• _Directions for this task_
Lines containing the string "merce" are to be counted; report the number and nothing more.

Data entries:
'''

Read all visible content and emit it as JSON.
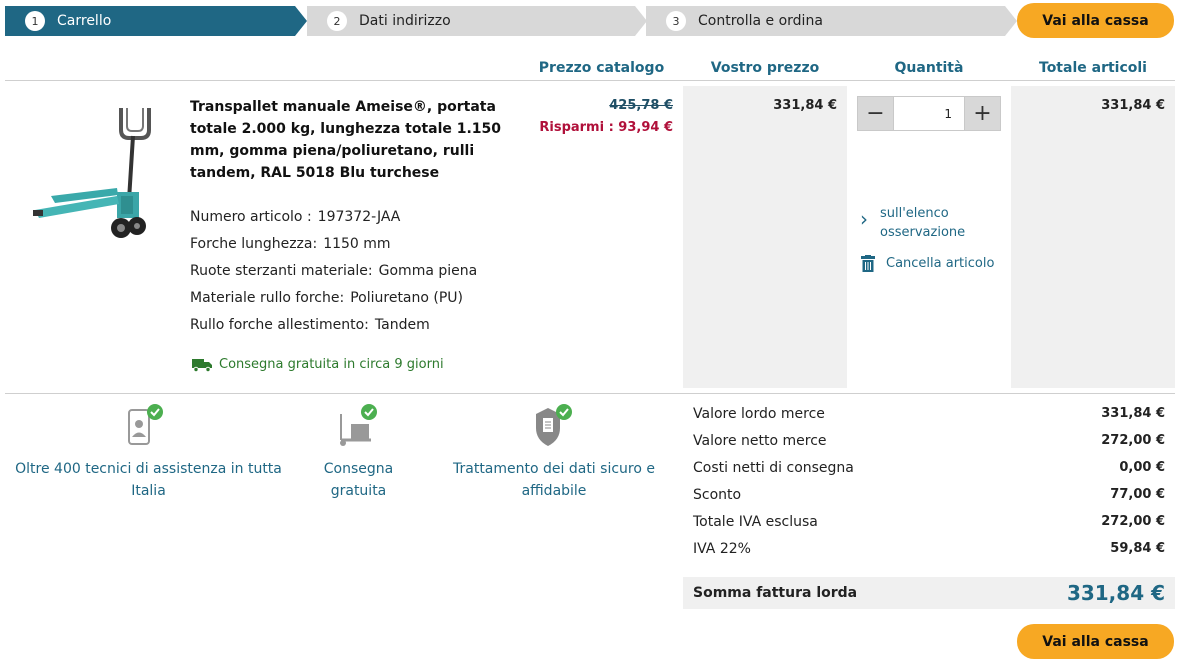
{
  "steps": [
    {
      "num": "1",
      "label": "Carrello"
    },
    {
      "num": "2",
      "label": "Dati indirizzo"
    },
    {
      "num": "3",
      "label": "Controlla e ordina"
    }
  ],
  "cta_label": "Vai alla cassa",
  "headers": {
    "list_price": "Prezzo catalogo",
    "your_price": "Vostro prezzo",
    "quantity": "Quantità",
    "total": "Totale articoli"
  },
  "product": {
    "title": "Transpallet manuale Ameise®, portata totale 2.000 kg, lunghezza totale 1.150 mm, gomma piena/poliuretano, rulli tandem, RAL 5018 Blu turchese",
    "attributes": [
      {
        "label": "Numero articolo :",
        "value": "197372-JAA"
      },
      {
        "label": "Forche lunghezza:",
        "value": "1150 mm"
      },
      {
        "label": "Ruote sterzanti materiale:",
        "value": "Gomma piena"
      },
      {
        "label": "Materiale rullo forche:",
        "value": "Poliuretano (PU)"
      },
      {
        "label": "Rullo forche allestimento:",
        "value": "Tandem"
      }
    ],
    "delivery": "Consegna gratuita in circa 9 giorni",
    "list_price": "425,78 €",
    "savings": "Risparmi : 93,94 €",
    "your_price": "331,84 €",
    "quantity": "1",
    "line_total": "331,84 €",
    "watchlist": "sull'elenco osservazione",
    "remove": "Cancella articolo"
  },
  "trust": [
    {
      "icon": "phone-support-icon",
      "text": "Oltre 400 tecnici di assistenza in tutta Italia"
    },
    {
      "icon": "pallet-truck-icon",
      "text": "Consegna gratuita"
    },
    {
      "icon": "shield-icon",
      "text": "Trattamento dei dati sicuro e affidabile"
    }
  ],
  "summary": [
    {
      "label": "Valore lordo merce",
      "value": "331,84 €"
    },
    {
      "label": "Valore netto merce",
      "value": "272,00 €"
    },
    {
      "label": "Costi netti di consegna",
      "value": "0,00 €"
    },
    {
      "label": "Sconto",
      "value": "77,00 €"
    },
    {
      "label": "Totale IVA esclusa",
      "value": "272,00 €"
    },
    {
      "label": "IVA 22%",
      "value": "59,84 €"
    }
  ],
  "grand_total": {
    "label": "Somma fattura lorda",
    "value": "331,84 €"
  },
  "colors": {
    "primary": "#1f6784",
    "cta": "#f7a823",
    "savings": "#b0103a",
    "delivery": "#2d7a2d"
  }
}
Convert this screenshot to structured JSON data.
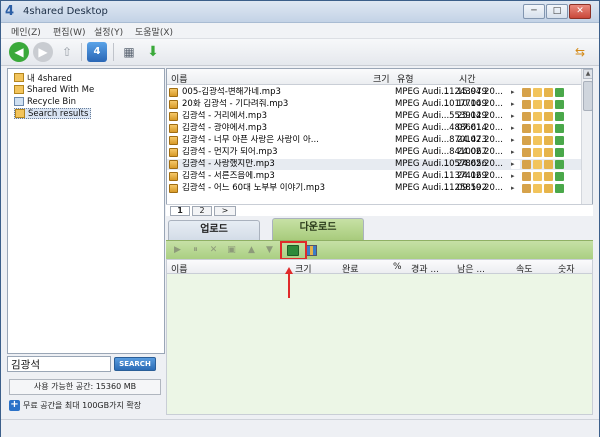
{
  "window": {
    "title": "4shared Desktop",
    "app_icon": "4",
    "controls": {
      "minimize": "─",
      "maximize": "□",
      "close": "✕"
    }
  },
  "menu": [
    "메인(Z)",
    "편집(W)",
    "설정(Y)",
    "도움말(X)"
  ],
  "toolbar": {
    "icons": [
      "back-icon",
      "forward-icon",
      "up-icon",
      "4shared-globe-icon",
      "view-icon",
      "download-arrow-icon",
      "sync-icon"
    ],
    "glyphs": {
      "back": "◀",
      "forward": "▶",
      "up": "⇧",
      "view": "▦",
      "download": "⬇",
      "sync": "⇆"
    }
  },
  "tree": {
    "items": [
      {
        "label": "내 4shared",
        "icon": "folder-icon"
      },
      {
        "label": "Shared With Me",
        "icon": "shared-folder-icon"
      },
      {
        "label": "Recycle Bin",
        "icon": "recycle-bin-icon"
      },
      {
        "label": "Search results",
        "icon": "search-results-icon",
        "selected": true
      }
    ]
  },
  "search": {
    "value": "김광석",
    "button_label": "SEARCH"
  },
  "storage": {
    "label": "사용 가능한 공간: 15360 MB"
  },
  "expand": {
    "label": "무료 공간을 최대 100GB가지 확장"
  },
  "results": {
    "columns": {
      "name": "이름",
      "size": "크기",
      "type": "유형",
      "time": "시간"
    },
    "rows": [
      {
        "name": "005-김광석-변해가네.mp3",
        "size": "11243979",
        "type": "MPEG Audi...",
        "time": "15.04.20..."
      },
      {
        "name": "20화 김광석 - 기다려줘.mp3",
        "size": "10177049",
        "type": "MPEG Audi...",
        "time": "10.10.20..."
      },
      {
        "name": "김광석 - 거리에서.mp3",
        "size": "5539129",
        "type": "MPEG Audi...",
        "time": "25.04.20..."
      },
      {
        "name": "김광석 - 광야에서.mp3",
        "size": "4886614",
        "type": "MPEG Audi...",
        "time": "07.01.20..."
      },
      {
        "name": "김광석 - 너무 아픈 사랑은 사랑이 아...",
        "size": "8701473",
        "type": "MPEG Audi...",
        "time": "24.02.20..."
      },
      {
        "name": "김광석 - 먼지가 되어.mp3",
        "size": "8410067",
        "type": "MPEG Audi...",
        "time": "24.02.20..."
      },
      {
        "name": "김광석 - 사랑했지만.mp3",
        "size": "10578656",
        "type": "MPEG Audi...",
        "time": "24.02.20...",
        "highlighted": true
      },
      {
        "name": "김광석 - 서른즈음에.mp3",
        "size": "11374169",
        "type": "MPEG Audi...",
        "time": "24.02.20..."
      },
      {
        "name": "김광석 - 어느 60대 노부부 이야기.mp3",
        "size": "11258592",
        "type": "MPEG Audi...",
        "time": "09.10.20..."
      }
    ],
    "action_icons": [
      "play-icon",
      "info-icon",
      "folder-action-icon",
      "share-icon",
      "download-icon"
    ]
  },
  "pager": {
    "pages": [
      "1",
      "2",
      ">"
    ]
  },
  "tabs": {
    "upload": "업로드",
    "download": "다운로드"
  },
  "download_toolbar": {
    "glyphs": {
      "play": "▶",
      "pause": "⏸",
      "cancel": "✕",
      "delete": "▣",
      "up": "▲",
      "down": "▼"
    },
    "icons": [
      "play-icon",
      "pause-icon",
      "cancel-icon",
      "delete-icon",
      "move-up-icon",
      "move-down-icon",
      "open-folder-icon",
      "settings-grid-icon"
    ]
  },
  "download_columns": {
    "name": "이름",
    "size": "크기",
    "done": "완료",
    "percent": "%",
    "elapsed": "경과 ...",
    "remaining": "남은 ...",
    "speed": "속도",
    "count": "숫자"
  },
  "colors": {
    "accent_green": "#a8cb7c",
    "search_button": "#2b6cb6",
    "highlight_red": "#e02a2a"
  }
}
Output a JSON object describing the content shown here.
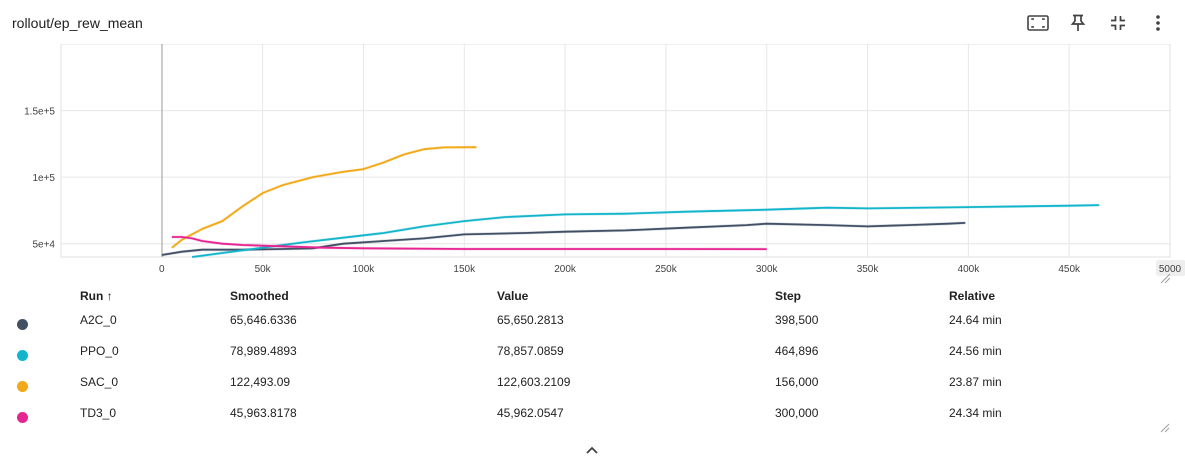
{
  "card": {
    "title": "rollout/ep_rew_mean"
  },
  "toolbar": {
    "buttons": [
      {
        "name": "fit-domain-button",
        "icon": "fit-screen-icon"
      },
      {
        "name": "pin-button",
        "icon": "pin-icon"
      },
      {
        "name": "collapse-button",
        "icon": "collapse-icon"
      },
      {
        "name": "more-button",
        "icon": "more-vert-icon"
      }
    ]
  },
  "chart_data": {
    "type": "line",
    "title": "",
    "xlabel": "",
    "ylabel": "",
    "xlim": [
      -50000,
      500000
    ],
    "ylim": [
      40000,
      200000
    ],
    "x_ticks": [
      {
        "v": 0,
        "label": "0"
      },
      {
        "v": 50000,
        "label": "50k"
      },
      {
        "v": 100000,
        "label": "100k"
      },
      {
        "v": 150000,
        "label": "150k"
      },
      {
        "v": 200000,
        "label": "200k"
      },
      {
        "v": 250000,
        "label": "250k"
      },
      {
        "v": 300000,
        "label": "300k"
      },
      {
        "v": 350000,
        "label": "350k"
      },
      {
        "v": 400000,
        "label": "400k"
      },
      {
        "v": 450000,
        "label": "450k"
      },
      {
        "v": 500000,
        "label": "5000"
      }
    ],
    "y_ticks": [
      {
        "v": 50000,
        "label": "5e+4"
      },
      {
        "v": 100000,
        "label": "1e+5"
      },
      {
        "v": 150000,
        "label": "1.5e+5"
      }
    ],
    "grid": true,
    "series": [
      {
        "name": "A2C_0",
        "color": "#425066",
        "x": [
          0,
          10000,
          20000,
          40000,
          60000,
          75000,
          90000,
          110000,
          130000,
          150000,
          180000,
          200000,
          230000,
          260000,
          290000,
          300000,
          330000,
          350000,
          370000,
          390000,
          398500
        ],
        "y": [
          41500,
          44000,
          45500,
          45500,
          46000,
          46500,
          50000,
          52000,
          54000,
          57000,
          58000,
          59000,
          60000,
          62000,
          64000,
          65000,
          64000,
          63000,
          64000,
          65000,
          65650
        ]
      },
      {
        "name": "PPO_0",
        "color": "#12b5cb",
        "x": [
          15000,
          30000,
          50000,
          70000,
          90000,
          110000,
          130000,
          150000,
          170000,
          200000,
          230000,
          260000,
          300000,
          330000,
          350000,
          400000,
          450000,
          464896
        ],
        "y": [
          40000,
          43000,
          47000,
          51000,
          54500,
          58000,
          63000,
          67000,
          70000,
          72000,
          72500,
          74000,
          75500,
          77000,
          76500,
          77500,
          78500,
          78989
        ]
      },
      {
        "name": "SAC_0",
        "color": "#f2a818",
        "x": [
          5000,
          10000,
          20000,
          30000,
          40000,
          50000,
          60000,
          75000,
          90000,
          100000,
          110000,
          120000,
          130000,
          140000,
          156000
        ],
        "y": [
          47000,
          53000,
          61000,
          67000,
          78000,
          88000,
          94000,
          100000,
          104000,
          106000,
          111000,
          117000,
          121000,
          122300,
          122500
        ]
      },
      {
        "name": "TD3_0",
        "color": "#e52592",
        "x": [
          5000,
          10000,
          15000,
          20000,
          30000,
          40000,
          50000,
          60000,
          80000,
          100000,
          150000,
          200000,
          250000,
          300000
        ],
        "y": [
          55000,
          55000,
          54000,
          52000,
          50000,
          49000,
          48500,
          48000,
          47000,
          46500,
          46000,
          46000,
          46000,
          45964
        ]
      }
    ]
  },
  "table": {
    "headers": {
      "run": "Run ↑",
      "smoothed": "Smoothed",
      "value": "Value",
      "step": "Step",
      "relative": "Relative"
    },
    "rows": [
      {
        "color": "#425066",
        "run": "A2C_0",
        "smoothed": "65,646.6336",
        "value": "65,650.2813",
        "step": "398,500",
        "relative": "24.64 min"
      },
      {
        "color": "#12b5cb",
        "run": "PPO_0",
        "smoothed": "78,989.4893",
        "value": "78,857.0859",
        "step": "464,896",
        "relative": "24.56 min"
      },
      {
        "color": "#f2a818",
        "run": "SAC_0",
        "smoothed": "122,493.09",
        "value": "122,603.2109",
        "step": "156,000",
        "relative": "23.87 min"
      },
      {
        "color": "#e52592",
        "run": "TD3_0",
        "smoothed": "45,963.8178",
        "value": "45,962.0547",
        "step": "300,000",
        "relative": "24.34 min"
      }
    ]
  },
  "footer": {
    "expand_icon": "chevron-up-icon"
  }
}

'''

• _Answer_
2